Written task:
Leave the pictures out. Return all other data exactly.

Data records
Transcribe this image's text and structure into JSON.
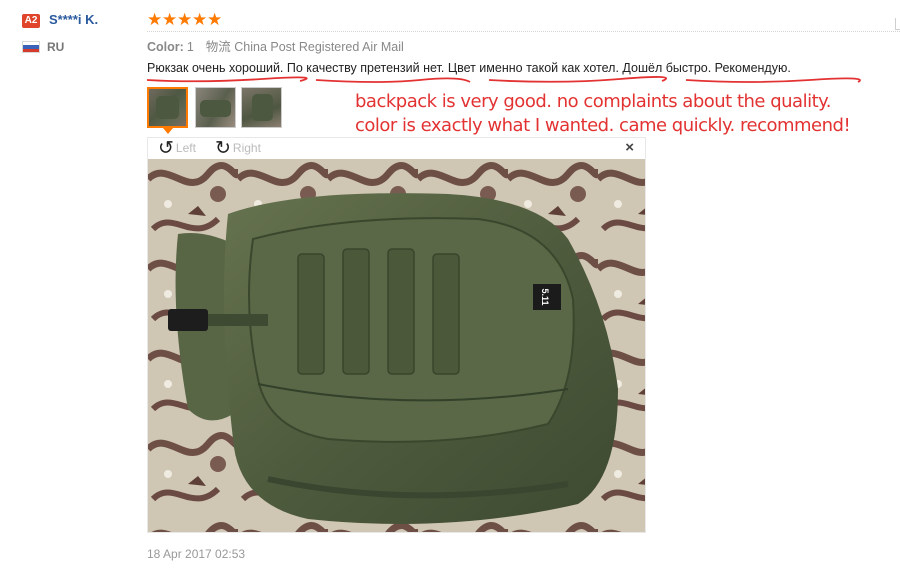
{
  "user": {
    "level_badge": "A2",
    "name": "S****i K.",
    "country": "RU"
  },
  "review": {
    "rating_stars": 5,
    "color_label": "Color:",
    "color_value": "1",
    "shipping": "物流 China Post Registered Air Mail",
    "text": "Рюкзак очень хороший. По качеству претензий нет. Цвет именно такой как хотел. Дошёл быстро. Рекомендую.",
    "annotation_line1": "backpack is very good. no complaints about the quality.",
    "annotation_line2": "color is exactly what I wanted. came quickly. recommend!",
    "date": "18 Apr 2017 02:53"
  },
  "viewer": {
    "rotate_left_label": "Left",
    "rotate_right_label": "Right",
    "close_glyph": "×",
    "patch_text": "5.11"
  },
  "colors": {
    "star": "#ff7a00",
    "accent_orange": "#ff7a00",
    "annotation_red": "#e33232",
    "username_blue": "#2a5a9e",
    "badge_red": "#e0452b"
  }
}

Written response:
Transcribe this image's text and structure into JSON.
{
  "user": {
    "level_badge": "A2",
    "name": "S****i K.",
    "country": "RU"
  },
  "review": {
    "rating_stars": 5,
    "color_label": "Color:",
    "color_value": "1",
    "shipping": "物流 China Post Registered Air Mail",
    "text": "Рюкзак очень хороший. По качеству претензий нет. Цвет именно такой как хотел. Дошёл быстро. Рекомендую.",
    "annotation_line1": "backpack is very good. no complaints about the quality.",
    "annotation_line2": "color is exactly what I wanted. came quickly. recommend!",
    "date": "18 Apr 2017 02:53"
  },
  "viewer": {
    "rotate_left_label": "Left",
    "rotate_right_label": "Right",
    "close_glyph": "×",
    "patch_text": "5.11"
  },
  "colors": {
    "star": "#ff7a00",
    "accent_orange": "#ff7a00",
    "annotation_red": "#e33232",
    "username_blue": "#2a5a9e",
    "badge_red": "#e0452b"
  }
}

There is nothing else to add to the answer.